§ What is required
In the records below, find the line holding "OCR this image."; copy it and every line after it to the end, omitting all images.

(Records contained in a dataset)
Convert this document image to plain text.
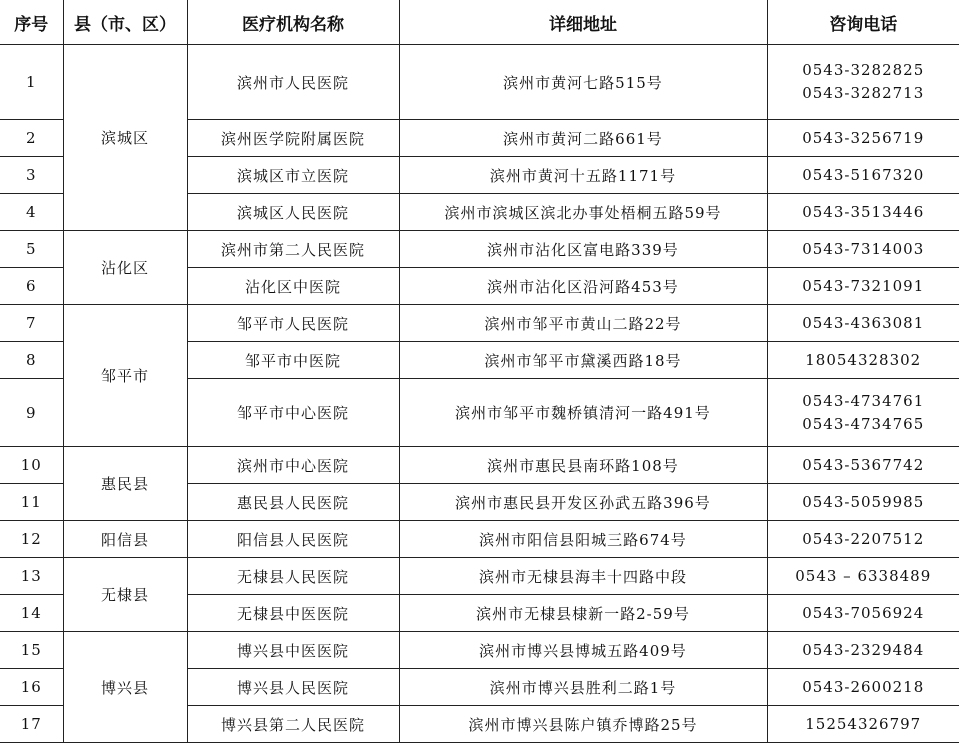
序号	县（市、区）	医疗机构名称	详细地址	咨询电话
1	滨城区	滨州市人民医院	滨州市黄河七路515号	0543-3282825
0543-3282713

2		滨州医学院附属医院	滨州市黄河二路661号	0543-3256719

3		滨城区市立医院	滨州市黄河十五路1171号	0543-5167320

4		滨城区人民医院	滨州市滨城区滨北办事处梧桐五路59号	0543-3513446

5	沾化区	滨州市第二人民医院	滨州市沾化区富电路339号	0543-7314003

6		沾化区中医院	滨州市沾化区沿河路453号	0543-7321091

7	邹平市	邹平市人民医院	滨州市邹平市黄山二路22号	0543-4363081

8		邹平市中医院	滨州市邹平市黛溪西路18号	18054328302

9		邹平市中心医院	滨州市邹平市魏桥镇清河一路491号	0543-4734761
0543-4734765

10	惠民县	滨州市中心医院	滨州市惠民县南环路108号	0543-5367742

11		惠民县人民医院	滨州市惠民县开发区孙武五路396号	0543-5059985

12	阳信县	阳信县人民医院	滨州市阳信县阳城三路674号	0543-2207512

13	无棣县	无棣县人民医院	滨州市无棣县海丰十四路中段	0543 – 6338489

14		无棣县中医医院	滨州市无棣县棣新一路2-59号	0543-7056924

15	博兴县	博兴县中医医院	滨州市博兴县博城五路409号	0543-2329484

16		博兴县人民医院	滨州市博兴县胜利二路1号	0543-2600218

17		博兴县第二人民医院	滨州市博兴县陈户镇乔博路25号	15254326797
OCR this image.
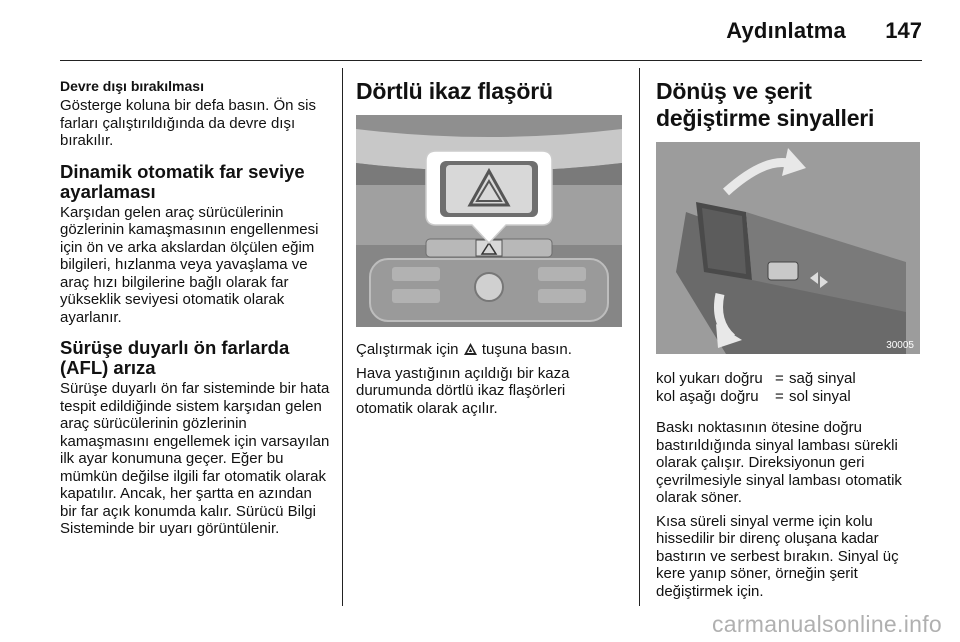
Aydınlatma 147
Devre dışı bırakılması

Gösterge koluna bir defa basın. Ön sis farları çalıştırıldığında da devre dışı bırakılır.

Dinamik otomatik far seviye ayarlaması

Karşıdan gelen araç sürücülerinin gözlerinin kamaşmasının engellenmesi için ön ve arka akslardan ölçülen eğim bilgileri, hızlanma veya yavaşlama ve araç hızı bilgilerine bağlı olarak far yükseklik seviyesi otomatik olarak ayarlanır.

Sürüşe duyarlı ön farlarda (AFL) arıza

Sürüşe duyarlı ön far sisteminde bir hata tespit edildiğinde sistem karşıdan gelen araç sürücülerinin gözlerinin kamaşmasını engellemek için varsayılan ilk ayar konumuna geçer. Eğer bu mümkün değilse ilgili far otomatik olarak kapatılır. Ancak, her şartta en azından bir far açık konumda kalır. Sürücü Bilgi Sisteminde bir uyarı görüntülenir.

Dörtlü ikaz flaşörü

Çalıştırmak için tuşuna basın.

Hava yastığının açıldığı bir kaza durumunda dörtlü ikaz flaşörleri otomatik olarak açılır.

Dönüş ve şerit değiştirme sinyalleri
30005
kol yukarı doğru = sağ sinyal
kol aşağı doğru	= sol sinyal

Baskı noktasının ötesine doğru bastırıldığında sinyal lambası sürekli olarak çalışır. Direksiyonun geri çevrilmesiyle sinyal lambası otomatik olarak söner.

Kısa süreli sinyal verme için kolu hissedilir bir direnç oluşana kadar bastırın ve serbest bırakın. Sinyal üç kere yanıp söner, örneğin şerit değiştirmek için.

carmanualsonline.info
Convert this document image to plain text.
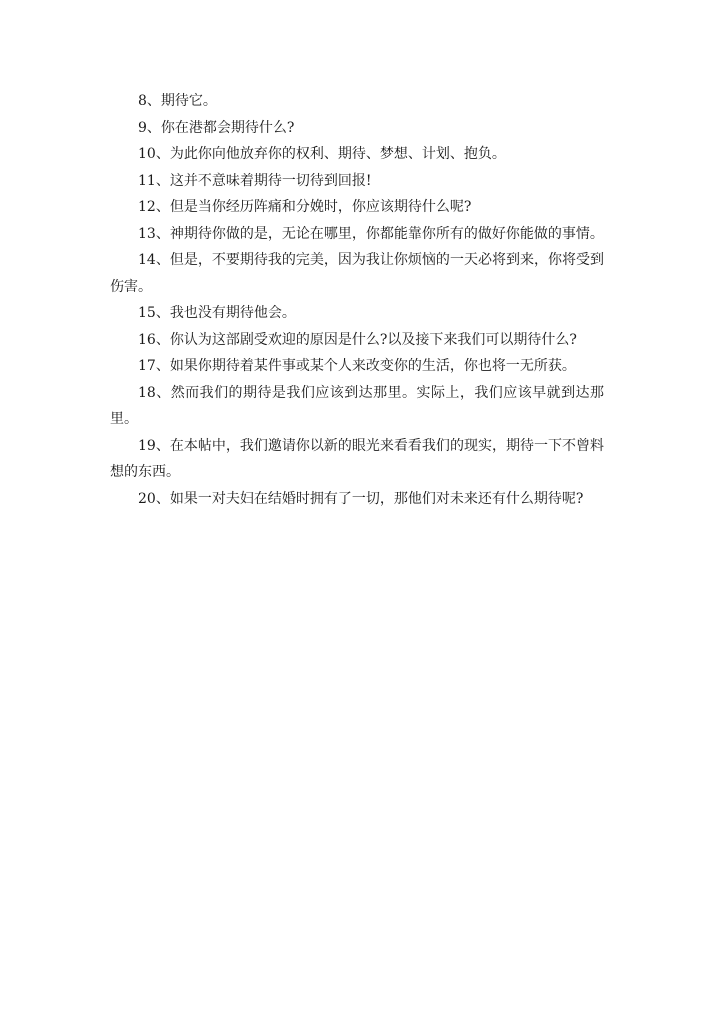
8、期待它。

9、你在港都会期待什么?

10、为此你向他放弃你的权利、期待、梦想、计划、抱负。

11、这并不意味着期待一切待到回报!

12、但是当你经历阵痛和分娩时，你应该期待什么呢?

13、神期待你做的是，无论在哪里，你都能靠你所有的做好你能做的事情。

14、但是，不要期待我的完美，因为我让你烦恼的一天必将到来，你将受到伤害。

15、我也没有期待他会。

16、你认为这部剧受欢迎的原因是什么?以及接下来我们可以期待什么?

17、如果你期待着某件事或某个人来改变你的生活，你也将一无所获。

18、然而我们的期待是我们应该到达那里。实际上，我们应该早就到达那里。

19、在本帖中，我们邀请你以新的眼光来看看我们的现实，期待一下不曾料想的东西。

20、如果一对夫妇在结婚时拥有了一切，那他们对未来还有什么期待呢?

§ Result of the task
OCR this image.
Aydınlatma 147
Devre dışı bırakılması

Gösterge koluna bir defa basın. Ön sis farları çalıştırıldığında da devre dışı bırakılır.

Dinamik otomatik far seviye ayarlaması

Karşıdan gelen araç sürücülerinin gözlerinin kamaşmasının engellenmesi için ön ve arka akslardan ölçülen eğim bilgileri, hızlanma veya yavaşlama ve araç hızı bilgilerine bağlı olarak far yükseklik seviyesi otomatik olarak ayarlanır.

Sürüşe duyarlı ön farlarda (AFL) arıza

Sürüşe duyarlı ön far sisteminde bir hata tespit edildiğinde sistem karşıdan gelen araç sürücülerinin gözlerinin kamaşmasını engellemek için varsayılan ilk ayar konumuna geçer. Eğer bu mümkün değilse ilgili far otomatik olarak kapatılır. Ancak, her şartta en azından bir far açık konumda kalır. Sürücü Bilgi Sisteminde bir uyarı görüntülenir.

Dörtlü ikaz flaşörü

Çalıştırmak için tuşuna basın.

Hava yastığının açıldığı bir kaza durumunda dörtlü ikaz flaşörleri otomatik olarak açılır.

Dönüş ve şerit değiştirme sinyalleri
30005
kol yukarı doğru = sağ sinyal
kol aşağı doğru	= sol sinyal

Baskı noktasının ötesine doğru bastırıldığında sinyal lambası sürekli olarak çalışır. Direksiyonun geri çevrilmesiyle sinyal lambası otomatik olarak söner.

Kısa süreli sinyal verme için kolu hissedilir bir direnç oluşana kadar bastırın ve serbest bırakın. Sinyal üç kere yanıp söner, örneğin şerit değiştirmek için.

carmanualsonline.info
Convert this document image to plain text.
8、期待它。

9、你在港都会期待什么?

10、为此你向他放弃你的权利、期待、梦想、计划、抱负。

11、这并不意味着期待一切待到回报!

12、但是当你经历阵痛和分娩时，你应该期待什么呢?

13、神期待你做的是，无论在哪里，你都能靠你所有的做好你能做的事情。

14、但是，不要期待我的完美，因为我让你烦恼的一天必将到来，你将受到伤害。

15、我也没有期待他会。

16、你认为这部剧受欢迎的原因是什么?以及接下来我们可以期待什么?

17、如果你期待着某件事或某个人来改变你的生活，你也将一无所获。

18、然而我们的期待是我们应该到达那里。实际上，我们应该早就到达那里。

19、在本帖中，我们邀请你以新的眼光来看看我们的现实，期待一下不曾料想的东西。

20、如果一对夫妇在结婚时拥有了一切，那他们对未来还有什么期待呢?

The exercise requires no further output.